* _What to produce_
State only the number of lines that contain the string "Envelope".

[Start of Data for the task]

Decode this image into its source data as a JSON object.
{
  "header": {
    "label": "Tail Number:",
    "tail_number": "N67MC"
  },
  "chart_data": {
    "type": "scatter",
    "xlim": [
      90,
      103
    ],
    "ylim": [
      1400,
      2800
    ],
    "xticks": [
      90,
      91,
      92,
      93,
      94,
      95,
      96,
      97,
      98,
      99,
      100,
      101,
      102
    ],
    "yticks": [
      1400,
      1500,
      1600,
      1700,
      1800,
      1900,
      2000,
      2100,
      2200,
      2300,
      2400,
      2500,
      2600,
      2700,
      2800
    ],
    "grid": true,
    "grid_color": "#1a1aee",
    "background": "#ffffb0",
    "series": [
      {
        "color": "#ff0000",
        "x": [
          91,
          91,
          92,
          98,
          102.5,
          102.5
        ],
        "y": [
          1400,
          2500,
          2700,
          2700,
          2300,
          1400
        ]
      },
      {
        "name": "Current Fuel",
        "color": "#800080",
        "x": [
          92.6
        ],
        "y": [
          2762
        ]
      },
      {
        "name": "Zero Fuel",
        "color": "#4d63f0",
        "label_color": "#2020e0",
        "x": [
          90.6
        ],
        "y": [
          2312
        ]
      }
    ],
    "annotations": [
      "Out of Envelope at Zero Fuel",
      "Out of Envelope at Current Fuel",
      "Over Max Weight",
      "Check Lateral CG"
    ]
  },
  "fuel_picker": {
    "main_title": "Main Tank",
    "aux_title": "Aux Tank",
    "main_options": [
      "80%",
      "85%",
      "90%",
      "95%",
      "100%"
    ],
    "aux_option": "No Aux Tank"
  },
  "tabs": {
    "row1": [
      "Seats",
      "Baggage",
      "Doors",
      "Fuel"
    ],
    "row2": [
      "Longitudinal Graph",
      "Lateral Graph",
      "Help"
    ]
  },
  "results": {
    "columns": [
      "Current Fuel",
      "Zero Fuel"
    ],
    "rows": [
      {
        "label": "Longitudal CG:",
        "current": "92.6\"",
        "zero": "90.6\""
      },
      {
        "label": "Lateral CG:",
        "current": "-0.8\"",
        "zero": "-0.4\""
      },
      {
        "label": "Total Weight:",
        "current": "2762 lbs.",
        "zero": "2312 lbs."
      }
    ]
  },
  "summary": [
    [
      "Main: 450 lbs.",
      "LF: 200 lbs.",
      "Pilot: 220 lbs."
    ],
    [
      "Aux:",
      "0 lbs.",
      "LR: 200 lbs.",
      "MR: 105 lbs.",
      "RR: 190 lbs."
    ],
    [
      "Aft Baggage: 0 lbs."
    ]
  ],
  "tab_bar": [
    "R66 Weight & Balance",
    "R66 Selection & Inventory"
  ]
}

[End of Data for the task]

* _Correct response_
2